** start **

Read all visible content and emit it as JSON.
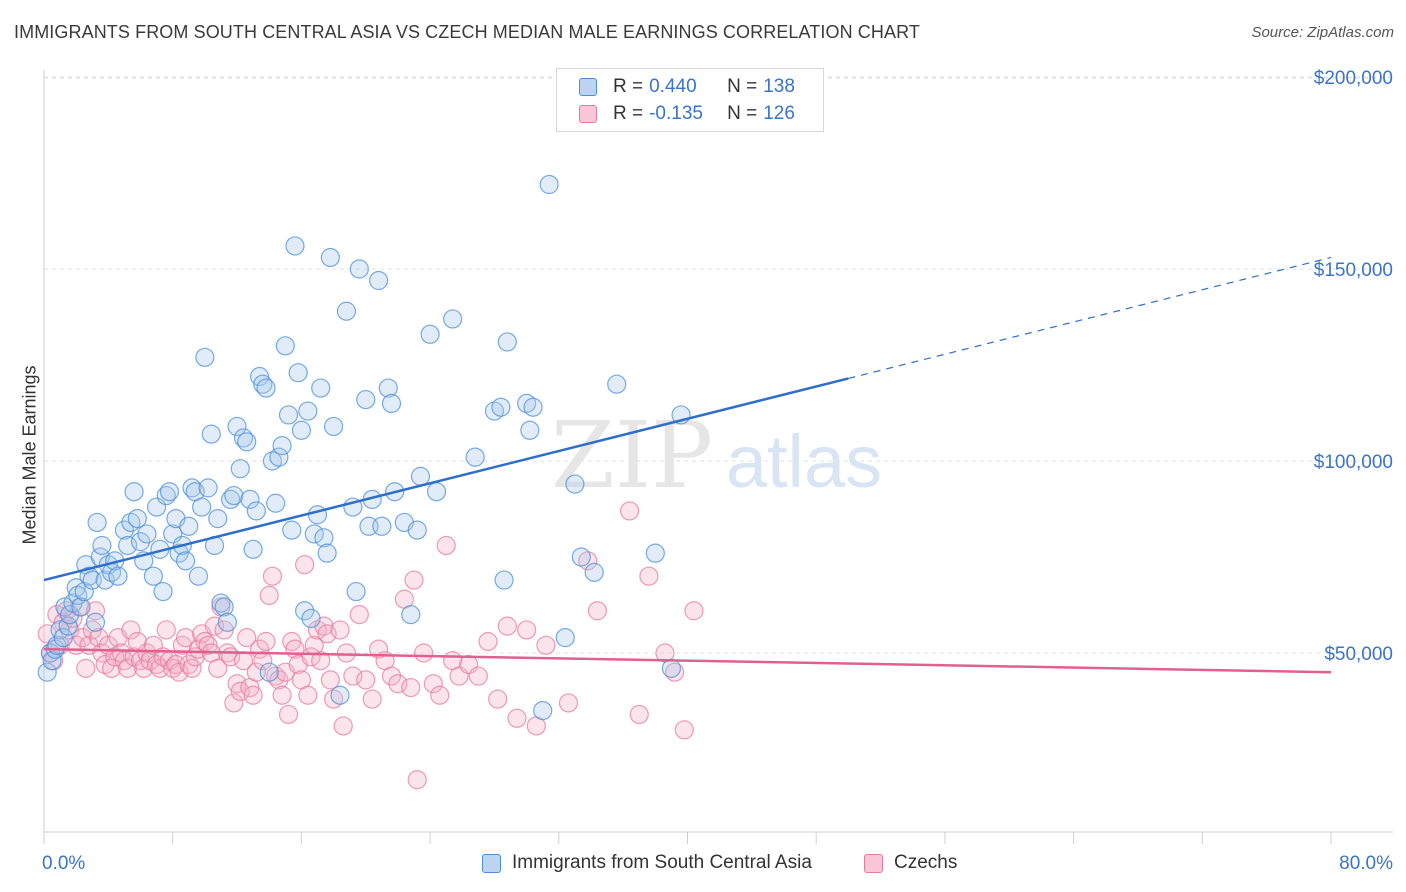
{
  "title": "IMMIGRANTS FROM SOUTH CENTRAL ASIA VS CZECH MEDIAN MALE EARNINGS CORRELATION CHART",
  "source": "Source: ZipAtlas.com",
  "watermark": {
    "zip": "ZIP",
    "atlas": "atlas"
  },
  "legend_top": [
    {
      "r_label": "R =",
      "r_value": "0.440",
      "n_label": "N =",
      "n_value": "138",
      "color": "#4a90d9"
    },
    {
      "r_label": "R =",
      "r_value": "-0.135",
      "n_label": "N =",
      "n_value": "126",
      "color": "#e87aa0"
    }
  ],
  "legend_bottom": [
    {
      "label": "Immigrants from South Central Asia",
      "color": "#4a90d9"
    },
    {
      "label": "Czechs",
      "color": "#e87aa0"
    }
  ],
  "chart_data": {
    "type": "scatter",
    "ylabel": "Median Male Earnings",
    "x_tick_labels": [
      "0.0%",
      "80.0%"
    ],
    "y_tick_labels": [
      "$50,000",
      "$100,000",
      "$150,000",
      "$200,000"
    ],
    "xlim": [
      0,
      80
    ],
    "ylim": [
      0,
      205000
    ],
    "grid": true,
    "legend_position": "top-center",
    "series": [
      {
        "name": "Immigrants from South Central Asia",
        "color": "#4a90d9",
        "trend": {
          "x0": 0,
          "y0": 69000,
          "x1": 50,
          "y1": 121500,
          "dash_to_x": 80,
          "dash_to_y": 153000
        },
        "points": [
          [
            0.2,
            45000
          ],
          [
            0.4,
            50000
          ],
          [
            0.5,
            48000
          ],
          [
            0.7,
            51000
          ],
          [
            0.8,
            52000
          ],
          [
            1.0,
            56000
          ],
          [
            1.2,
            54000
          ],
          [
            1.3,
            62000
          ],
          [
            1.5,
            57000
          ],
          [
            1.6,
            60000
          ],
          [
            1.8,
            63000
          ],
          [
            2.0,
            67000
          ],
          [
            2.1,
            65000
          ],
          [
            2.3,
            62000
          ],
          [
            2.5,
            66000
          ],
          [
            2.6,
            73000
          ],
          [
            2.8,
            70000
          ],
          [
            3.0,
            69000
          ],
          [
            3.2,
            58000
          ],
          [
            3.3,
            84000
          ],
          [
            3.5,
            75000
          ],
          [
            3.6,
            78000
          ],
          [
            3.8,
            69000
          ],
          [
            4.0,
            73000
          ],
          [
            4.2,
            71000
          ],
          [
            4.4,
            74000
          ],
          [
            4.6,
            70000
          ],
          [
            5.0,
            82000
          ],
          [
            5.2,
            78000
          ],
          [
            5.4,
            84000
          ],
          [
            5.6,
            92000
          ],
          [
            5.8,
            85000
          ],
          [
            6.0,
            79000
          ],
          [
            6.2,
            74000
          ],
          [
            6.4,
            81000
          ],
          [
            6.8,
            70000
          ],
          [
            7.0,
            88000
          ],
          [
            7.2,
            77000
          ],
          [
            7.4,
            66000
          ],
          [
            7.6,
            91000
          ],
          [
            7.8,
            92000
          ],
          [
            8.0,
            81000
          ],
          [
            8.2,
            85000
          ],
          [
            8.4,
            76000
          ],
          [
            8.6,
            78000
          ],
          [
            8.8,
            74000
          ],
          [
            9.0,
            83000
          ],
          [
            9.2,
            93000
          ],
          [
            9.4,
            92000
          ],
          [
            9.6,
            70000
          ],
          [
            9.8,
            88000
          ],
          [
            10.0,
            127000
          ],
          [
            10.2,
            93000
          ],
          [
            10.4,
            107000
          ],
          [
            10.6,
            78000
          ],
          [
            10.8,
            85000
          ],
          [
            11.0,
            63000
          ],
          [
            11.2,
            62000
          ],
          [
            11.4,
            58000
          ],
          [
            11.6,
            90000
          ],
          [
            11.8,
            91000
          ],
          [
            12.0,
            109000
          ],
          [
            12.2,
            98000
          ],
          [
            12.4,
            106000
          ],
          [
            12.6,
            105000
          ],
          [
            12.8,
            90000
          ],
          [
            13.0,
            77000
          ],
          [
            13.2,
            87000
          ],
          [
            13.4,
            122000
          ],
          [
            13.6,
            120000
          ],
          [
            13.8,
            119000
          ],
          [
            14.0,
            45000
          ],
          [
            14.2,
            100000
          ],
          [
            14.4,
            89000
          ],
          [
            14.6,
            101000
          ],
          [
            14.8,
            104000
          ],
          [
            15.0,
            130000
          ],
          [
            15.2,
            112000
          ],
          [
            15.4,
            82000
          ],
          [
            15.6,
            156000
          ],
          [
            15.8,
            123000
          ],
          [
            16.0,
            108000
          ],
          [
            16.2,
            61000
          ],
          [
            16.4,
            113000
          ],
          [
            16.6,
            59000
          ],
          [
            16.8,
            81000
          ],
          [
            17.0,
            86000
          ],
          [
            17.2,
            119000
          ],
          [
            17.4,
            80000
          ],
          [
            17.6,
            76000
          ],
          [
            17.8,
            153000
          ],
          [
            18.0,
            109000
          ],
          [
            18.4,
            39000
          ],
          [
            18.8,
            139000
          ],
          [
            19.2,
            88000
          ],
          [
            19.4,
            66000
          ],
          [
            19.6,
            150000
          ],
          [
            20.0,
            116000
          ],
          [
            20.2,
            83000
          ],
          [
            20.4,
            90000
          ],
          [
            20.8,
            147000
          ],
          [
            21.0,
            83000
          ],
          [
            21.4,
            119000
          ],
          [
            21.6,
            115000
          ],
          [
            21.8,
            92000
          ],
          [
            22.4,
            84000
          ],
          [
            22.8,
            60000
          ],
          [
            23.2,
            82000
          ],
          [
            23.4,
            96000
          ],
          [
            24.0,
            133000
          ],
          [
            24.4,
            92000
          ],
          [
            25.4,
            137000
          ],
          [
            26.8,
            101000
          ],
          [
            28.0,
            113000
          ],
          [
            28.4,
            114000
          ],
          [
            28.6,
            69000
          ],
          [
            28.8,
            131000
          ],
          [
            30.0,
            115000
          ],
          [
            30.2,
            108000
          ],
          [
            30.4,
            114000
          ],
          [
            31.0,
            35000
          ],
          [
            31.4,
            172000
          ],
          [
            32.4,
            54000
          ],
          [
            33.0,
            94000
          ],
          [
            33.4,
            75000
          ],
          [
            34.2,
            71000
          ],
          [
            35.6,
            120000
          ],
          [
            38.0,
            76000
          ],
          [
            39.0,
            46000
          ],
          [
            39.6,
            112000
          ]
        ]
      },
      {
        "name": "Czechs",
        "color": "#e87aa0",
        "trend": {
          "x0": 0,
          "y0": 51000,
          "x1": 80,
          "y1": 45000
        },
        "points": [
          [
            0.2,
            55000
          ],
          [
            0.4,
            50000
          ],
          [
            0.6,
            48000
          ],
          [
            0.8,
            60000
          ],
          [
            1.0,
            52000
          ],
          [
            1.2,
            58000
          ],
          [
            1.4,
            61000
          ],
          [
            1.6,
            56000
          ],
          [
            1.8,
            59000
          ],
          [
            2.0,
            52000
          ],
          [
            2.2,
            62000
          ],
          [
            2.4,
            54000
          ],
          [
            2.6,
            46000
          ],
          [
            2.8,
            52000
          ],
          [
            3.0,
            56000
          ],
          [
            3.2,
            61000
          ],
          [
            3.4,
            54000
          ],
          [
            3.6,
            50000
          ],
          [
            3.8,
            47000
          ],
          [
            4.0,
            52000
          ],
          [
            4.2,
            46000
          ],
          [
            4.4,
            49000
          ],
          [
            4.6,
            54000
          ],
          [
            4.8,
            50000
          ],
          [
            5.0,
            48000
          ],
          [
            5.2,
            46000
          ],
          [
            5.4,
            56000
          ],
          [
            5.6,
            49000
          ],
          [
            5.8,
            53000
          ],
          [
            6.0,
            48000
          ],
          [
            6.2,
            46000
          ],
          [
            6.4,
            50000
          ],
          [
            6.6,
            48000
          ],
          [
            6.8,
            52000
          ],
          [
            7.0,
            47000
          ],
          [
            7.2,
            46000
          ],
          [
            7.4,
            49000
          ],
          [
            7.6,
            56000
          ],
          [
            7.8,
            48000
          ],
          [
            8.0,
            46000
          ],
          [
            8.2,
            47000
          ],
          [
            8.4,
            45000
          ],
          [
            8.6,
            52000
          ],
          [
            8.8,
            54000
          ],
          [
            9.0,
            47000
          ],
          [
            9.2,
            46000
          ],
          [
            9.4,
            49000
          ],
          [
            9.6,
            51000
          ],
          [
            9.8,
            55000
          ],
          [
            10.0,
            53000
          ],
          [
            10.2,
            52000
          ],
          [
            10.4,
            50000
          ],
          [
            10.6,
            57000
          ],
          [
            10.8,
            46000
          ],
          [
            11.0,
            62000
          ],
          [
            11.2,
            56000
          ],
          [
            11.4,
            50000
          ],
          [
            11.6,
            49000
          ],
          [
            11.8,
            37000
          ],
          [
            12.0,
            42000
          ],
          [
            12.2,
            40000
          ],
          [
            12.4,
            48000
          ],
          [
            12.6,
            54000
          ],
          [
            12.8,
            41000
          ],
          [
            13.0,
            39000
          ],
          [
            13.2,
            45000
          ],
          [
            13.4,
            51000
          ],
          [
            13.6,
            48000
          ],
          [
            13.8,
            53000
          ],
          [
            14.0,
            65000
          ],
          [
            14.2,
            70000
          ],
          [
            14.4,
            44000
          ],
          [
            14.6,
            43000
          ],
          [
            14.8,
            39000
          ],
          [
            15.0,
            45000
          ],
          [
            15.2,
            34000
          ],
          [
            15.4,
            53000
          ],
          [
            15.6,
            51000
          ],
          [
            15.8,
            47000
          ],
          [
            16.0,
            43000
          ],
          [
            16.2,
            73000
          ],
          [
            16.4,
            39000
          ],
          [
            16.6,
            49000
          ],
          [
            16.8,
            52000
          ],
          [
            17.0,
            56000
          ],
          [
            17.2,
            48000
          ],
          [
            17.4,
            57000
          ],
          [
            17.6,
            55000
          ],
          [
            17.8,
            43000
          ],
          [
            18.0,
            38000
          ],
          [
            18.4,
            56000
          ],
          [
            18.6,
            31000
          ],
          [
            18.8,
            50000
          ],
          [
            19.2,
            44000
          ],
          [
            19.6,
            60000
          ],
          [
            20.0,
            43000
          ],
          [
            20.4,
            38000
          ],
          [
            20.8,
            51000
          ],
          [
            21.2,
            48000
          ],
          [
            21.6,
            44000
          ],
          [
            22.0,
            42000
          ],
          [
            22.4,
            64000
          ],
          [
            22.8,
            41000
          ],
          [
            23.0,
            69000
          ],
          [
            23.2,
            17000
          ],
          [
            23.6,
            50000
          ],
          [
            24.2,
            42000
          ],
          [
            24.6,
            39000
          ],
          [
            25.0,
            78000
          ],
          [
            25.4,
            48000
          ],
          [
            25.8,
            44000
          ],
          [
            26.4,
            47000
          ],
          [
            27.0,
            44000
          ],
          [
            27.6,
            53000
          ],
          [
            28.2,
            38000
          ],
          [
            28.8,
            57000
          ],
          [
            29.4,
            33000
          ],
          [
            30.0,
            56000
          ],
          [
            30.6,
            31000
          ],
          [
            31.2,
            52000
          ],
          [
            32.6,
            37000
          ],
          [
            33.8,
            74000
          ],
          [
            34.4,
            61000
          ],
          [
            36.4,
            87000
          ],
          [
            37.0,
            34000
          ],
          [
            37.6,
            70000
          ],
          [
            38.6,
            50000
          ],
          [
            39.2,
            45000
          ],
          [
            39.8,
            30000
          ],
          [
            40.4,
            61000
          ]
        ]
      }
    ]
  }
}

** end **

- **Exercise goal**:
Copy each line above containing the string "name".

- **Exercise response**:
        "name": "Immigrants from South Central Asia",
        "name": "Czechs",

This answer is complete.